### SHORT TASK
Quote every line as written. Omit pictures.
* * * * * * * * *
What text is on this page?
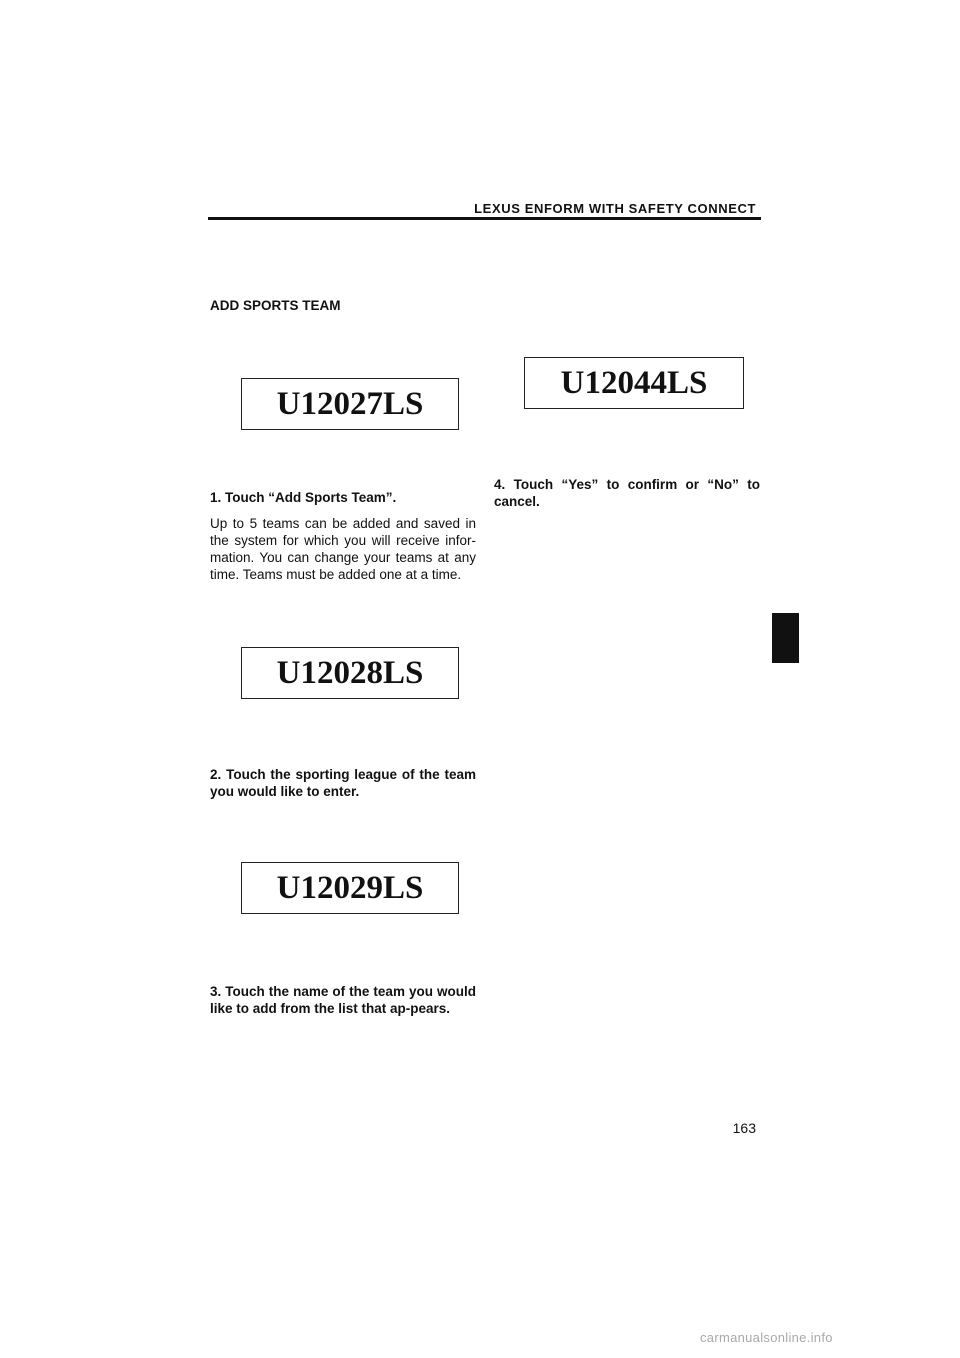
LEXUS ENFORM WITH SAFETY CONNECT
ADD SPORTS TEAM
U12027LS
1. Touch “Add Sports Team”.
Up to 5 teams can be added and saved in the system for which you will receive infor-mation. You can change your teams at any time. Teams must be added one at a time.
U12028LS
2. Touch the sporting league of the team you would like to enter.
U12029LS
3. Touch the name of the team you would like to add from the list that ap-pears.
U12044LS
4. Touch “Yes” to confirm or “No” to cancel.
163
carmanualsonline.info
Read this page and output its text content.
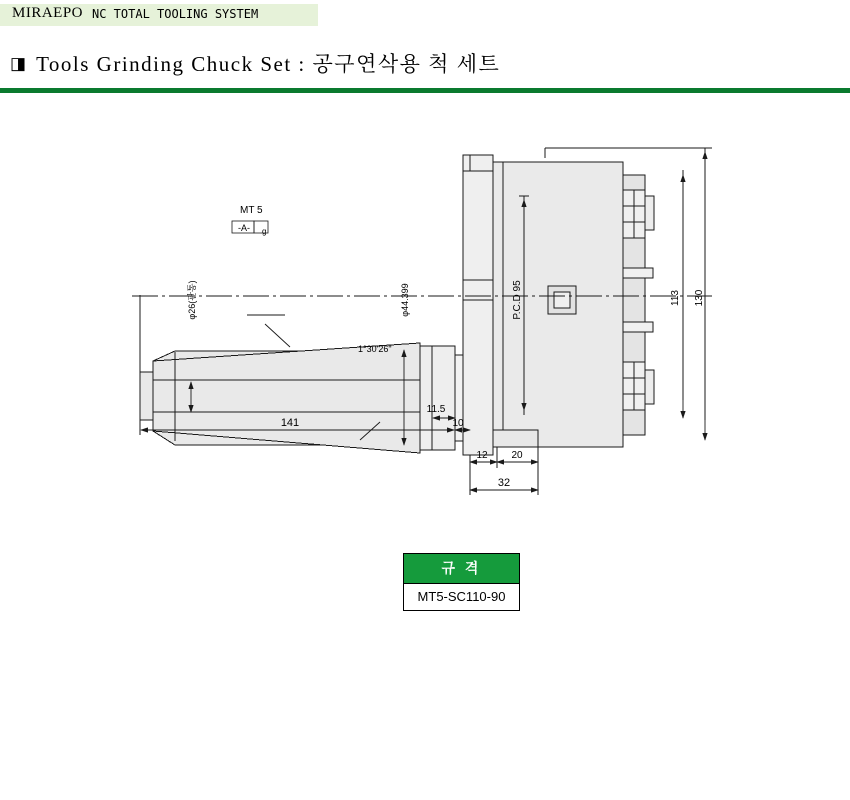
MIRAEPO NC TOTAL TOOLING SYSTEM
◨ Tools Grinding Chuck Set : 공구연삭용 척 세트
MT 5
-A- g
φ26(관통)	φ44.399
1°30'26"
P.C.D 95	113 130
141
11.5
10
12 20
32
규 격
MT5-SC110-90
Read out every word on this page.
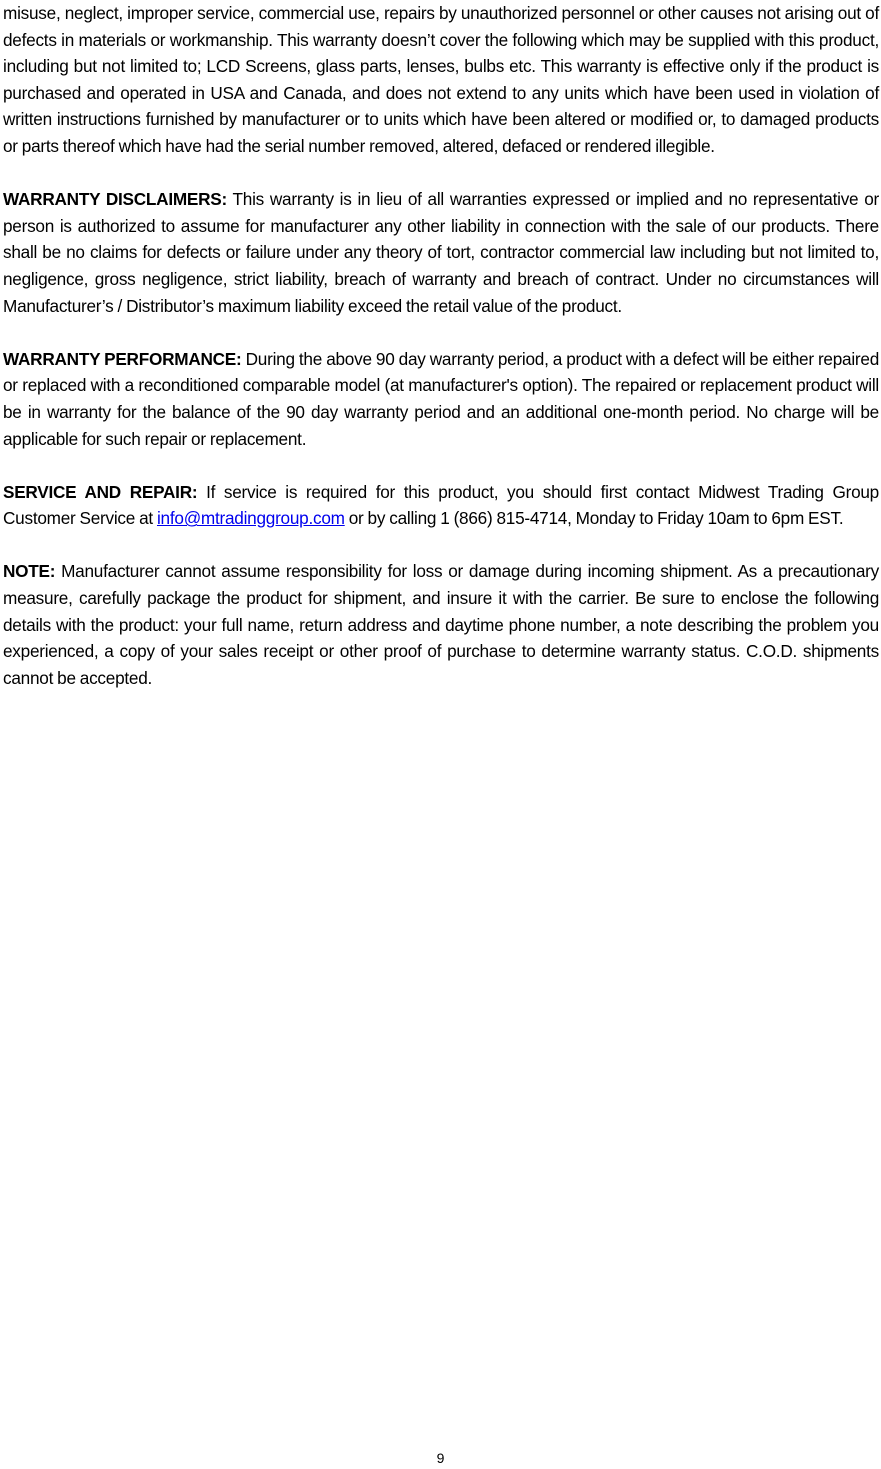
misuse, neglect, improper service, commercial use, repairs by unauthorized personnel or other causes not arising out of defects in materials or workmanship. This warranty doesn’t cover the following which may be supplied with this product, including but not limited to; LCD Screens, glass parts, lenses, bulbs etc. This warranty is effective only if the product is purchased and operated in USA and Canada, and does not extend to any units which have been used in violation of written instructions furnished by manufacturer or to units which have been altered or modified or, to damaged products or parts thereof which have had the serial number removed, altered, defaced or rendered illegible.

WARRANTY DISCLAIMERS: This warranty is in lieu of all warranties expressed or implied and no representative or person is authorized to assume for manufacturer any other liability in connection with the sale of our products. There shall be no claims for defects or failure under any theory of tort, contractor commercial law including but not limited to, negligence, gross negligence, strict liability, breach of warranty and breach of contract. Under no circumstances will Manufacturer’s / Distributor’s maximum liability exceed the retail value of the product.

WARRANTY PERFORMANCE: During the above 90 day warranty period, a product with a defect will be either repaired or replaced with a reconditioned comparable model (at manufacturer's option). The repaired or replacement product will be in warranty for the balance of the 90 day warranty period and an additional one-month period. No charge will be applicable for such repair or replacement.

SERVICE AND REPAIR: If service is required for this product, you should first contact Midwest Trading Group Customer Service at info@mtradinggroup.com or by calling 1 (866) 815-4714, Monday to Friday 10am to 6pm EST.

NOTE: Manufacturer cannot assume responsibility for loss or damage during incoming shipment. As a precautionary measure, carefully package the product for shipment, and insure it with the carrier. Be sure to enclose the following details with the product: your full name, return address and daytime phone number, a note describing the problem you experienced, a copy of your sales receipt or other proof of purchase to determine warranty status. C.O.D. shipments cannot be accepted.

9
* * * * * * * * *
### RESULT FOR THIS EXERCISE
What text is on this page?
LEXUS ENFORM WITH SAFETY CONNECT
ADD SPORTS TEAM
U12027LS
1. Touch “Add Sports Team”.
Up to 5 teams can be added and saved in the system for which you will receive infor-mation. You can change your teams at any time. Teams must be added one at a time.
U12028LS
2. Touch the sporting league of the team you would like to enter.
U12029LS
3. Touch the name of the team you would like to add from the list that ap-pears.
U12044LS
4. Touch “Yes” to confirm or “No” to cancel.
163
carmanualsonline.info
Read this page and output its text content.
MIRAEPO NC TOTAL TOOLING SYSTEM
◨ Tools Grinding Chuck Set : 공구연삭용 척 세트
MT 5
-A- g
φ26(관통)	φ44.399
1°30'26"
P.C.D 95	113 130
141
11.5
10
12 20
32
규 격
MT5-SC110-90
Read out every word on this page.
misuse, neglect, improper service, commercial use, repairs by unauthorized personnel or other causes not arising out of defects in materials or workmanship. This warranty doesn’t cover the following which may be supplied with this product, including but not limited to; LCD Screens, glass parts, lenses, bulbs etc. This warranty is effective only if the product is purchased and operated in USA and Canada, and does not extend to any units which have been used in violation of written instructions furnished by manufacturer or to units which have been altered or modified or, to damaged products or parts thereof which have had the serial number removed, altered, defaced or rendered illegible.

WARRANTY DISCLAIMERS: This warranty is in lieu of all warranties expressed or implied and no representative or person is authorized to assume for manufacturer any other liability in connection with the sale of our products. There shall be no claims for defects or failure under any theory of tort, contractor commercial law including but not limited to, negligence, gross negligence, strict liability, breach of warranty and breach of contract. Under no circumstances will Manufacturer’s / Distributor’s maximum liability exceed the retail value of the product.

WARRANTY PERFORMANCE: During the above 90 day warranty period, a product with a defect will be either repaired or replaced with a reconditioned comparable model (at manufacturer's option). The repaired or replacement product will be in warranty for the balance of the 90 day warranty period and an additional one-month period. No charge will be applicable for such repair or replacement.

SERVICE AND REPAIR: If service is required for this product, you should first contact Midwest Trading Group Customer Service at info@mtradinggroup.com or by calling 1 (866) 815-4714, Monday to Friday 10am to 6pm EST.

NOTE: Manufacturer cannot assume responsibility for loss or damage during incoming shipment. As a precautionary measure, carefully package the product for shipment, and insure it with the carrier. Be sure to enclose the following details with the product: your full name, return address and daytime phone number, a note describing the problem you experienced, a copy of your sales receipt or other proof of purchase to determine warranty status. C.O.D. shipments cannot be accepted.

9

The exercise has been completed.